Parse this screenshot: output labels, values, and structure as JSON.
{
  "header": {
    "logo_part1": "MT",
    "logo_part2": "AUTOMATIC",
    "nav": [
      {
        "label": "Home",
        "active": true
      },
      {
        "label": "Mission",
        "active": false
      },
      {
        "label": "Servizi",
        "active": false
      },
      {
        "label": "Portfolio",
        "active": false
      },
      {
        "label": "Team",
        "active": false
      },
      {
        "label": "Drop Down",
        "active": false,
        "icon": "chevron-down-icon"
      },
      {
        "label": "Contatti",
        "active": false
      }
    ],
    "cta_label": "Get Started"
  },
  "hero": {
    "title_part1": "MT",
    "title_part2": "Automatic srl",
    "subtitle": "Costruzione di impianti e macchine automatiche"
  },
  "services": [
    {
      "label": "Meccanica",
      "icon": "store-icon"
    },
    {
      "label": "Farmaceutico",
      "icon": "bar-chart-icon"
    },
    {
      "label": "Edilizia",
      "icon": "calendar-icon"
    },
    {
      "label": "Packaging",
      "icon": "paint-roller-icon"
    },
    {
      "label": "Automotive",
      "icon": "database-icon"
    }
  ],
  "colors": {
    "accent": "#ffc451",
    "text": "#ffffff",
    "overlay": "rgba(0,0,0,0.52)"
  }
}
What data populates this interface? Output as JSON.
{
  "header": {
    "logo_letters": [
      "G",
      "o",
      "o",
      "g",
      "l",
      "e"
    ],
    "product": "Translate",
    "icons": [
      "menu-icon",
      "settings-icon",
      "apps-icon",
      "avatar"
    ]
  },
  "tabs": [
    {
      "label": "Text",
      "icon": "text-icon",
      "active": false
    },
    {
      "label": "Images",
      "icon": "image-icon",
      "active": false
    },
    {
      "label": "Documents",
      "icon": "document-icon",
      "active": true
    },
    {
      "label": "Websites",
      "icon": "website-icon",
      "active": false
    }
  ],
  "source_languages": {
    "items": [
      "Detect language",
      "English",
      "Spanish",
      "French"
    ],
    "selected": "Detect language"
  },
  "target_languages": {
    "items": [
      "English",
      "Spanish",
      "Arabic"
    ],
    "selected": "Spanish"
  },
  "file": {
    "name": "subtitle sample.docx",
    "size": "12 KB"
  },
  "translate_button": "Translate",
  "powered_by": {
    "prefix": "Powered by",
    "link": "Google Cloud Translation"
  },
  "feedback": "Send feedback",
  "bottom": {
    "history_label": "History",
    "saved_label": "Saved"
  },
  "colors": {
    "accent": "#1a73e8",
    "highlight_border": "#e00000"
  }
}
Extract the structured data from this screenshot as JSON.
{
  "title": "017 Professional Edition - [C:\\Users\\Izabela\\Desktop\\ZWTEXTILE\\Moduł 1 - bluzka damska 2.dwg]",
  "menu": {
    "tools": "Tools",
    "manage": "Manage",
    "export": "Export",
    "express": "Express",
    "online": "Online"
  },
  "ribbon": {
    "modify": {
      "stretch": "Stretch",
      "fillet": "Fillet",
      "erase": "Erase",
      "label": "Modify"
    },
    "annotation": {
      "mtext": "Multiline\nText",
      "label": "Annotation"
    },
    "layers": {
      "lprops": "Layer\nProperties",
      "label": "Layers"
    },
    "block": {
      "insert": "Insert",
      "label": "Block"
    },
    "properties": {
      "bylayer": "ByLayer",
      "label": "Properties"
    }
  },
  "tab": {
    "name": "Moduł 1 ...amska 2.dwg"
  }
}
_ _ _ _
# [Set problem]
Using the listing above, list every line in which the string "JSON" occurs.

# [Exercise solution]
Parse this screenshot: output labels, values, and structure as JSON.
What data populates this interface? Output as JSON.
Extract the structured data from this screenshot as JSON.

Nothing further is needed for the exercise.